Items from a data source:
▼
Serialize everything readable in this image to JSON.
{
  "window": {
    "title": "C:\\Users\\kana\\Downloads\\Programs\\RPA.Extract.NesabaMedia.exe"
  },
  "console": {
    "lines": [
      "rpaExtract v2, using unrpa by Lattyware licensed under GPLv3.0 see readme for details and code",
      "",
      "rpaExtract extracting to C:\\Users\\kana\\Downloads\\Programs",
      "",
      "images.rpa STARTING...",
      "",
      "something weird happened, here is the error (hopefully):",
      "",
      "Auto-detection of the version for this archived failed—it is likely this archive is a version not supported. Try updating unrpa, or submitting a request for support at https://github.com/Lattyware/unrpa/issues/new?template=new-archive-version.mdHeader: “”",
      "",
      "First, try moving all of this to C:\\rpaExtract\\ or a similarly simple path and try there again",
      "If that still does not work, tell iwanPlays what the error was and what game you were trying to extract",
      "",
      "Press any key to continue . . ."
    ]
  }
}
▲
▼
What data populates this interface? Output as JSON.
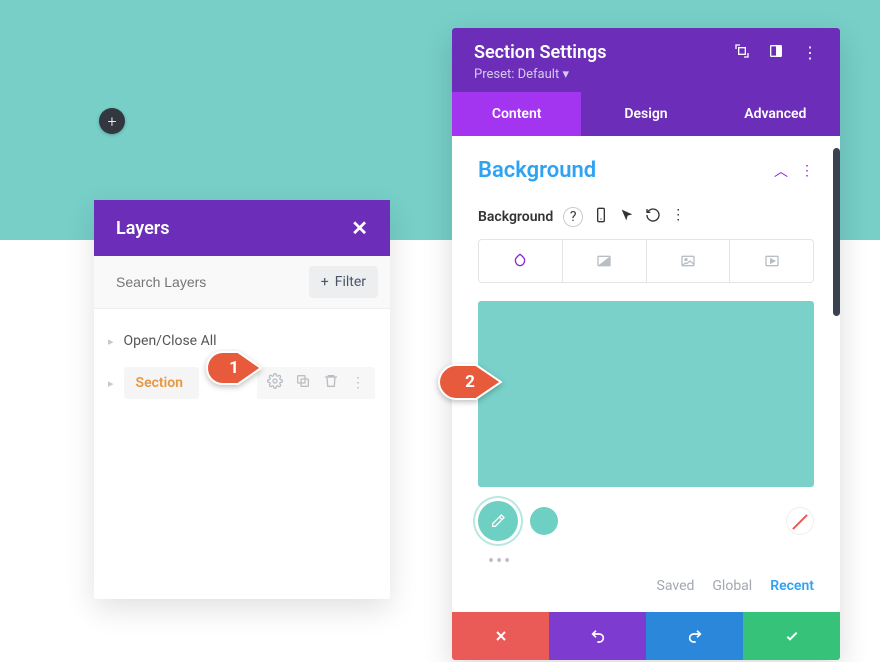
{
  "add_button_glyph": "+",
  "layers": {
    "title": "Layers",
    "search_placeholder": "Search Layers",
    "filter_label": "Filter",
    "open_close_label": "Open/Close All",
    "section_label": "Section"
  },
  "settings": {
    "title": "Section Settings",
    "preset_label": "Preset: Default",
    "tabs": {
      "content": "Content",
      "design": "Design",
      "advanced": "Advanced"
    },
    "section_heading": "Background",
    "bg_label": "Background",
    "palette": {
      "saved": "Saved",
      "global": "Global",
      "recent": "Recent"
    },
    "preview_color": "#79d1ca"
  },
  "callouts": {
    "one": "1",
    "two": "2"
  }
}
▲
YOUR GOAL >>
Scan the data for the word "Users" and copy every line where it shows up.

OUTPUT FOR THIS TASK >>
    "title": "C:\\Users\\kana\\Downloads\\Programs\\RPA.Extract.NesabaMedia.exe"
      "rpaExtract extracting to C:\\Users\\kana\\Downloads\\Programs",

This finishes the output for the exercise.